▶ [Exercise]: Report how many lines in the records below contain the word "TYPE". Give only the number.

··· Data rows ···

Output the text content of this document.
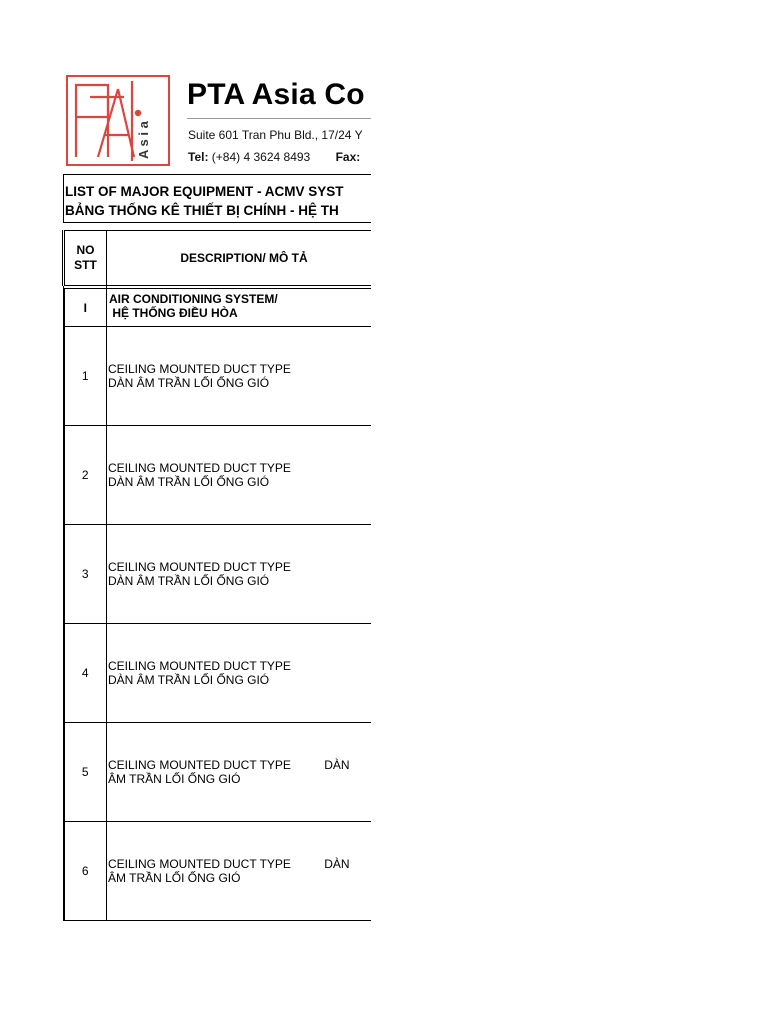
A s i a
PTA Asia Co
Suite 601 Tran Phu Bld., 17/24 Y
Tel: (+84) 4 3624 8493 Fax:
LIST OF MAJOR EQUIPMENT - ACMV SYST
BẢNG THỐNG KÊ THIẾT BỊ CHÍNH - HỆ TH
NO
STT	DESCRIPTION/ MÔ TẢ

I	AIR CONDITIONING SYSTEM/
HỆ THỐNG ĐIỀU HÒA
1	CEILING MOUNTED DUCT TYPE
DÀN ÂM TRẦN LỐI ỐNG GIÓ
2	CEILING MOUNTED DUCT TYPE
DÀN ÂM TRẦN LỐI ỐNG GIÓ
3	CEILING MOUNTED DUCT TYPE
DÀN ÂM TRẦN LỐI ỐNG GIÓ
4	CEILING MOUNTED DUCT TYPE
DÀN ÂM TRẦN LỐI ỐNG GIÓ
5	CEILING MOUNTED DUCT TYPE          DÀN
ÂM TRẦN LỐI ỐNG GIÓ
6	CEILING MOUNTED DUCT TYPE          DÀN
ÂM TRẦN LỐI ỐNG GIÓ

···

▶ [Complete output]: 6